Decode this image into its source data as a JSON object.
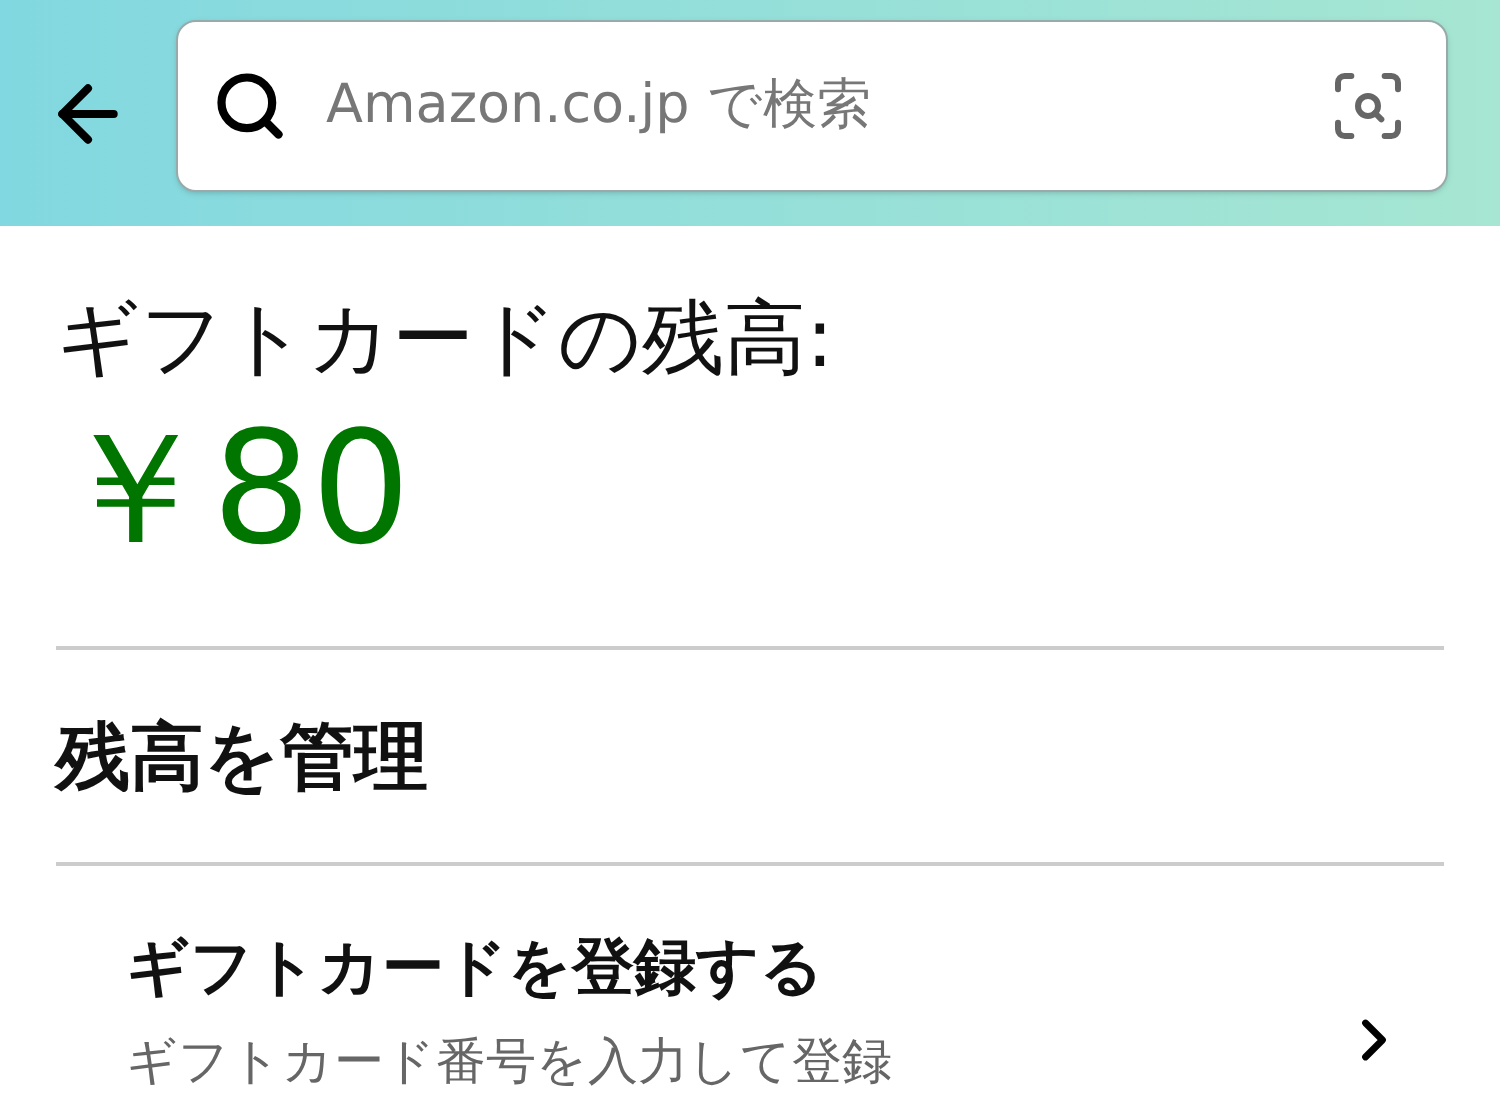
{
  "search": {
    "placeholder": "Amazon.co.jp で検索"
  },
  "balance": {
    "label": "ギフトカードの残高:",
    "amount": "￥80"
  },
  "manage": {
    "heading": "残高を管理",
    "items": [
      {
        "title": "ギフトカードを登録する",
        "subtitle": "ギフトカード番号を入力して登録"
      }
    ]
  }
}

──────────────────────────────

* [Task to complete] Leave out the pictures and give the rest of the records again exactly.

* [Full solution]
Decode this image into its source data as a JSON object.
{
  "search": {
    "placeholder": "Amazon.co.jp で検索"
  },
  "balance": {
    "label": "ギフトカードの残高:",
    "amount": "￥80"
  },
  "manage": {
    "heading": "残高を管理",
    "items": [
      {
        "title": "ギフトカードを登録する",
        "subtitle": "ギフトカード番号を入力して登録"
      }
    ]
  }
}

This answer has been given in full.